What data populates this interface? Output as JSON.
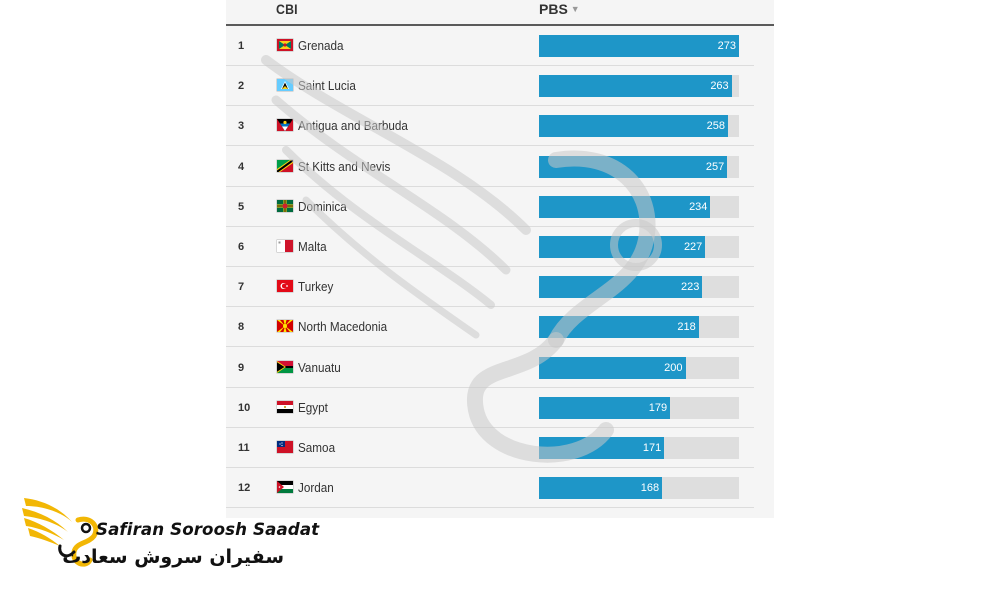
{
  "header": {
    "column_cbi": "CBI",
    "column_pbs": "PBS",
    "sort_icon": "sort-desc-icon"
  },
  "chart_data": {
    "type": "bar",
    "orientation": "horizontal",
    "title": "",
    "xlabel": "PBS",
    "ylabel": "CBI",
    "xlim": [
      0,
      273
    ],
    "bar_color": "#1e96c8",
    "track_color": "#dedede",
    "ranks": [
      "1",
      "2",
      "3",
      "4",
      "5",
      "6",
      "7",
      "8",
      "9",
      "10",
      "11",
      "12"
    ],
    "categories": [
      "Grenada",
      "Saint Lucia",
      "Antigua and Barbuda",
      "St Kitts and Nevis",
      "Dominica",
      "Malta",
      "Turkey",
      "North Macedonia",
      "Vanuatu",
      "Egypt",
      "Samoa",
      "Jordan"
    ],
    "flags": [
      "grenada-flag",
      "saint-lucia-flag",
      "antigua-flag",
      "st-kitts-flag",
      "dominica-flag",
      "malta-flag",
      "turkey-flag",
      "north-macedonia-flag",
      "vanuatu-flag",
      "egypt-flag",
      "samoa-flag",
      "jordan-flag"
    ],
    "values": [
      273,
      263,
      258,
      257,
      234,
      227,
      223,
      218,
      200,
      179,
      171,
      168
    ]
  },
  "logo": {
    "name_en": "Safiran Soroosh Saadat",
    "name_fa": "سفیران سروش سعادت",
    "brand_color": "#f2b705"
  }
}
________________
=== Set task ===
Transcribe the records verbatim and omit the images.

=== The output ===
What data populates this interface? Output as JSON.
{
  "header": {
    "column_cbi": "CBI",
    "column_pbs": "PBS",
    "sort_icon": "sort-desc-icon"
  },
  "chart_data": {
    "type": "bar",
    "orientation": "horizontal",
    "title": "",
    "xlabel": "PBS",
    "ylabel": "CBI",
    "xlim": [
      0,
      273
    ],
    "bar_color": "#1e96c8",
    "track_color": "#dedede",
    "ranks": [
      "1",
      "2",
      "3",
      "4",
      "5",
      "6",
      "7",
      "8",
      "9",
      "10",
      "11",
      "12"
    ],
    "categories": [
      "Grenada",
      "Saint Lucia",
      "Antigua and Barbuda",
      "St Kitts and Nevis",
      "Dominica",
      "Malta",
      "Turkey",
      "North Macedonia",
      "Vanuatu",
      "Egypt",
      "Samoa",
      "Jordan"
    ],
    "flags": [
      "grenada-flag",
      "saint-lucia-flag",
      "antigua-flag",
      "st-kitts-flag",
      "dominica-flag",
      "malta-flag",
      "turkey-flag",
      "north-macedonia-flag",
      "vanuatu-flag",
      "egypt-flag",
      "samoa-flag",
      "jordan-flag"
    ],
    "values": [
      273,
      263,
      258,
      257,
      234,
      227,
      223,
      218,
      200,
      179,
      171,
      168
    ]
  },
  "logo": {
    "name_en": "Safiran Soroosh Saadat",
    "name_fa": "سفیران سروش سعادت",
    "brand_color": "#f2b705"
  }
}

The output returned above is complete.